*Goal:* Turn every item below into a numbered list, leaving out any blank lines.

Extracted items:
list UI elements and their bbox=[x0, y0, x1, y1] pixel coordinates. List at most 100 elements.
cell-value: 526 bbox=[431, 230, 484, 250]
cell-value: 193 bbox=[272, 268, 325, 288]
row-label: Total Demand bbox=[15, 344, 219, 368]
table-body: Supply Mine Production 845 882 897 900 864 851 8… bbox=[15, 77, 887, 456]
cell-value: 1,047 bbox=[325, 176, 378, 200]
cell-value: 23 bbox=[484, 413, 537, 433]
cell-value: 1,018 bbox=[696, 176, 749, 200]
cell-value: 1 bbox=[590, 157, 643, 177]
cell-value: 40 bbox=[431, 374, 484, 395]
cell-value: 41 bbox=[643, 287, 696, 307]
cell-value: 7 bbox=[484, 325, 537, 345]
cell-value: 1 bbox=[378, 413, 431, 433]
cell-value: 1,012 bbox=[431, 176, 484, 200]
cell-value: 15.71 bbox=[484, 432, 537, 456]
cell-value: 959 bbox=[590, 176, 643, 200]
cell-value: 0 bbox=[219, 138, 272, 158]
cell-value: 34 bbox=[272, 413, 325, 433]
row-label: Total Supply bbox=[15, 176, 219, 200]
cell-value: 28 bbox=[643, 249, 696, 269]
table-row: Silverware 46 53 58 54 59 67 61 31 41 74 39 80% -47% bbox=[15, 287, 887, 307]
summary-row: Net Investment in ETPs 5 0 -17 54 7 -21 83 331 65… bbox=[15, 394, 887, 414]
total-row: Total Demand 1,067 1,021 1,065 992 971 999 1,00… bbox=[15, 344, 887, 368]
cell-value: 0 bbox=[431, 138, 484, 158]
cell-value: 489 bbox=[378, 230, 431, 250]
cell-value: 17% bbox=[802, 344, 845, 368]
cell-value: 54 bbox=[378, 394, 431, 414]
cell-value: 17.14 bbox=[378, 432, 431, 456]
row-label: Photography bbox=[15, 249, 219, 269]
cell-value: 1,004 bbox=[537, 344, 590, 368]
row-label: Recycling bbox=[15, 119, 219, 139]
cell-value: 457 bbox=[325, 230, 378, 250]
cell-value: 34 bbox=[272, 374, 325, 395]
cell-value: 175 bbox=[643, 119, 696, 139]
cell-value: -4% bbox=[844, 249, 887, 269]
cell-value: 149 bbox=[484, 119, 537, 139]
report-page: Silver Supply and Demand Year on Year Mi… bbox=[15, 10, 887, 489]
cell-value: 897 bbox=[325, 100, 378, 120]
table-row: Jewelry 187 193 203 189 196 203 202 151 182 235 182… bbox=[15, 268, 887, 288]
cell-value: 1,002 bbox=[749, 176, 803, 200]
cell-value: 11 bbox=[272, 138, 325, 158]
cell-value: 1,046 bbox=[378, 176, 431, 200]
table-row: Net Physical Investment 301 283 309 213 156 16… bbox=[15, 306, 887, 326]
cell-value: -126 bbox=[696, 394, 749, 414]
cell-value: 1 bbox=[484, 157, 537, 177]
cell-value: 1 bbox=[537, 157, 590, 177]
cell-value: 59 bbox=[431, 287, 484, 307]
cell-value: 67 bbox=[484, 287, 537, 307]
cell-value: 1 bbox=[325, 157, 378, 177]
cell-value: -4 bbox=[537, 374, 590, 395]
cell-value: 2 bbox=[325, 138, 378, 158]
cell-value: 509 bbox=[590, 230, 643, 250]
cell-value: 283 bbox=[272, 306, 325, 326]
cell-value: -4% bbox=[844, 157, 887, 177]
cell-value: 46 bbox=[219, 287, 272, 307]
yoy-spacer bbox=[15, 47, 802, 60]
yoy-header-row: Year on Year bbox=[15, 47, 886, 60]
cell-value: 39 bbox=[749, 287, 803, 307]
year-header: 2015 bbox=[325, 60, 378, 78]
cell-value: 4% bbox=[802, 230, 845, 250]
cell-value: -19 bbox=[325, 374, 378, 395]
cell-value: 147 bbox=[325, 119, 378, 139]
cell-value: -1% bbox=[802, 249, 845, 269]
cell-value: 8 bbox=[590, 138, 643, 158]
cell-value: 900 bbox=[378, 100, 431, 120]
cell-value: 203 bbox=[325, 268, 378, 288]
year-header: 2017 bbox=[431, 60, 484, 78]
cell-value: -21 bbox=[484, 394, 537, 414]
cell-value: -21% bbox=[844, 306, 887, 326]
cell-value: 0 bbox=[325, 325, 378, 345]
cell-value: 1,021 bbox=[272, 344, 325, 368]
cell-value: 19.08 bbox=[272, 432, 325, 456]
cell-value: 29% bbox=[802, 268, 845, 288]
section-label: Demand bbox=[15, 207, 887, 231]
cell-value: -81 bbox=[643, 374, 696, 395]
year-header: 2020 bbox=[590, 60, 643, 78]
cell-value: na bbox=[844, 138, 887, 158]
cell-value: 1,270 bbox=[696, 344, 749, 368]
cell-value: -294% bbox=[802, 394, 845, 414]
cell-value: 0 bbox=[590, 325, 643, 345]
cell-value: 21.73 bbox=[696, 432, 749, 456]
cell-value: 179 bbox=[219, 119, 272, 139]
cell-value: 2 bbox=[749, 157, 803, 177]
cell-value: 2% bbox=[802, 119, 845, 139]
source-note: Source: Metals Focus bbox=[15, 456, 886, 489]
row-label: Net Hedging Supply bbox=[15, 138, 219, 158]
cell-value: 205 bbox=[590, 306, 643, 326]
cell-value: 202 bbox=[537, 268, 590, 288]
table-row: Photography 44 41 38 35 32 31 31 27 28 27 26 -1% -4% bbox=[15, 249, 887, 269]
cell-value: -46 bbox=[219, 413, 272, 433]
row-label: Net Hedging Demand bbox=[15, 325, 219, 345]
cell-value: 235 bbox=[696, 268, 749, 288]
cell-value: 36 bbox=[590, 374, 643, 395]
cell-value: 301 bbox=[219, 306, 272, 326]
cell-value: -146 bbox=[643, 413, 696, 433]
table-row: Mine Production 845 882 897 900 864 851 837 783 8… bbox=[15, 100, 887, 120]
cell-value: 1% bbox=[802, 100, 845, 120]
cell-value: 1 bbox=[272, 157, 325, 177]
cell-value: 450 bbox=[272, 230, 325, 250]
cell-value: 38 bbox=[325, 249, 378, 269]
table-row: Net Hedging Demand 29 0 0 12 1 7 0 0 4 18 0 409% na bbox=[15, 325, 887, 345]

*Output for this exercise:*
1. list UI elements and their bbox=[x0, y0, x1, y1] pixel coordinates. List at most 100 elements.
2. cell-value: 526 bbox=[431, 230, 484, 250]
3. cell-value: 193 bbox=[272, 268, 325, 288]
4. row-label: Total Demand bbox=[15, 344, 219, 368]
5. table-body: Supply Mine Production 845 882 897 900 864 851 8… bbox=[15, 77, 887, 456]
6. cell-value: 1,047 bbox=[325, 176, 378, 200]
7. cell-value: 23 bbox=[484, 413, 537, 433]
8. cell-value: 1,018 bbox=[696, 176, 749, 200]
9. cell-value: 1 bbox=[590, 157, 643, 177]
10. cell-value: 40 bbox=[431, 374, 484, 395]
11. cell-value: 41 bbox=[643, 287, 696, 307]
12. cell-value: 7 bbox=[484, 325, 537, 345]
13. cell-value: 1 bbox=[378, 413, 431, 433]
14. cell-value: 1,012 bbox=[431, 176, 484, 200]
15. cell-value: 15.71 bbox=[484, 432, 537, 456]
16. cell-value: 959 bbox=[590, 176, 643, 200]
17. cell-value: 0 bbox=[219, 138, 272, 158]
18. cell-value: 34 bbox=[272, 413, 325, 433]
19. row-label: Total Supply bbox=[15, 176, 219, 200]
20. cell-value: 28 bbox=[643, 249, 696, 269]
21. table-row: Silverware 46 53 58 54 59 67 61 31 41 74 39 80% -47% bbox=[15, 287, 887, 307]
22. summary-row: Net Investment in ETPs 5 0 -17 54 7 -21 83 331 65… bbox=[15, 394, 887, 414]
23. total-row: Total Demand 1,067 1,021 1,065 992 971 999 1,00… bbox=[15, 344, 887, 368]
24. cell-value: 0 bbox=[431, 138, 484, 158]
25. cell-value: 489 bbox=[378, 230, 431, 250]
26. cell-value: 17% bbox=[802, 344, 845, 368]
27. cell-value: 54 bbox=[378, 394, 431, 414]
28. cell-value: 17.14 bbox=[378, 432, 431, 456]
29. row-label: Photography bbox=[15, 249, 219, 269]
30. cell-value: 1,004 bbox=[537, 344, 590, 368]
31. row-label: Recycling bbox=[15, 119, 219, 139]
32. cell-value: 457 bbox=[325, 230, 378, 250]
33. cell-value: 34 bbox=[272, 374, 325, 395]
34. cell-value: 175 bbox=[643, 119, 696, 139]
35. cell-value: -4% bbox=[844, 249, 887, 269]
36. cell-value: 149 bbox=[484, 119, 537, 139]
37. report-page: Silver Supply and Demand Year on Year Mi… bbox=[15, 10, 887, 489]
38. cell-value: 897 bbox=[325, 100, 378, 120]
39. table-row: Jewelry 187 193 203 189 196 203 202 151 182 235 182… bbox=[15, 268, 887, 288]
40. cell-value: 1,002 bbox=[749, 176, 803, 200]
41. cell-value: 11 bbox=[272, 138, 325, 158]
42. cell-value: 1,046 bbox=[378, 176, 431, 200]
43. table-row: Net Physical Investment 301 283 309 213 156 16… bbox=[15, 306, 887, 326]
44. cell-value: -126 bbox=[696, 394, 749, 414]
45. cell-value: 1 bbox=[484, 157, 537, 177]
46. cell-value: 1 bbox=[537, 157, 590, 177]
47. cell-value: 59 bbox=[431, 287, 484, 307]
48. cell-value: 67 bbox=[484, 287, 537, 307]
49. cell-value: 1 bbox=[325, 157, 378, 177]
50. cell-value: -4 bbox=[537, 374, 590, 395]
51. cell-value: 2 bbox=[325, 138, 378, 158]
52. cell-value: 509 bbox=[590, 230, 643, 250]
53. cell-value: 283 bbox=[272, 306, 325, 326]
54. cell-value: -4% bbox=[844, 157, 887, 177]
55. cell-value: 46 bbox=[219, 287, 272, 307]
56. yoy-spacer bbox=[15, 47, 802, 60]
57. yoy-header-row: Year on Year bbox=[15, 47, 886, 60]
58. cell-value: 39 bbox=[749, 287, 803, 307]
59. year-header: 2015 bbox=[325, 60, 378, 78]
60. cell-value: 4% bbox=[802, 230, 845, 250]
61. cell-value: -19 bbox=[325, 374, 378, 395]
62. cell-value: 147 bbox=[325, 119, 378, 139]
63. cell-value: -1% bbox=[802, 249, 845, 269]
64. cell-value: 8 bbox=[590, 138, 643, 158]
65. cell-value: 900 bbox=[378, 100, 431, 120]
66. cell-value: 203 bbox=[325, 268, 378, 288]
67. year-header: 2017 bbox=[431, 60, 484, 78]
68. cell-value: -21 bbox=[484, 394, 537, 414]
69. cell-value: -21% bbox=[844, 306, 887, 326]
70. cell-value: 0 bbox=[325, 325, 378, 345]
71. cell-value: 1,021 bbox=[272, 344, 325, 368]
72. cell-value: 19.08 bbox=[272, 432, 325, 456]
73. cell-value: 29% bbox=[802, 268, 845, 288]
74. section-label: Demand bbox=[15, 207, 887, 231]
75. cell-value: -81 bbox=[643, 374, 696, 395]
76. year-header: 2020 bbox=[590, 60, 643, 78]
77. cell-value: na bbox=[844, 138, 887, 158]
78. cell-value: 1,270 bbox=[696, 344, 749, 368]
79. cell-value: -294% bbox=[802, 394, 845, 414]
80. cell-value: 0 bbox=[590, 325, 643, 345]
81. cell-value: 21.73 bbox=[696, 432, 749, 456]
82. cell-value: 179 bbox=[219, 119, 272, 139]
83. cell-value: 2 bbox=[749, 157, 803, 177]
84. cell-value: 2% bbox=[802, 119, 845, 139]
85. source-note: Source: Metals Focus bbox=[15, 456, 886, 489]
86. row-label: Net Hedging Supply bbox=[15, 138, 219, 158]
87. cell-value: 205 bbox=[590, 306, 643, 326]
88. cell-value: 202 bbox=[537, 268, 590, 288]
89. table-row: Photography 44 41 38 35 32 31 31 27 28 27 26 -1% -4% bbox=[15, 249, 887, 269]
90. cell-value: -46 bbox=[219, 413, 272, 433]
91. row-label: Net Hedging Demand bbox=[15, 325, 219, 345]
92. cell-value: 235 bbox=[696, 268, 749, 288]
93. cell-value: 36 bbox=[590, 374, 643, 395]
94. cell-value: 301 bbox=[219, 306, 272, 326]
95. cell-value: -146 bbox=[643, 413, 696, 433]
96. table-row: Mine Production 845 882 897 900 864 851 837 783 8… bbox=[15, 100, 887, 120]
97. cell-value: 1% bbox=[802, 100, 845, 120]
98. cell-value: 1 bbox=[272, 157, 325, 177]
99. cell-value: 450 bbox=[272, 230, 325, 250]
100. cell-value: 38 bbox=[325, 249, 378, 269]
101. table-row: Net Hedging Demand 29 0 0 12 1 7 0 0 4 18 0 409% na bbox=[15, 325, 887, 345]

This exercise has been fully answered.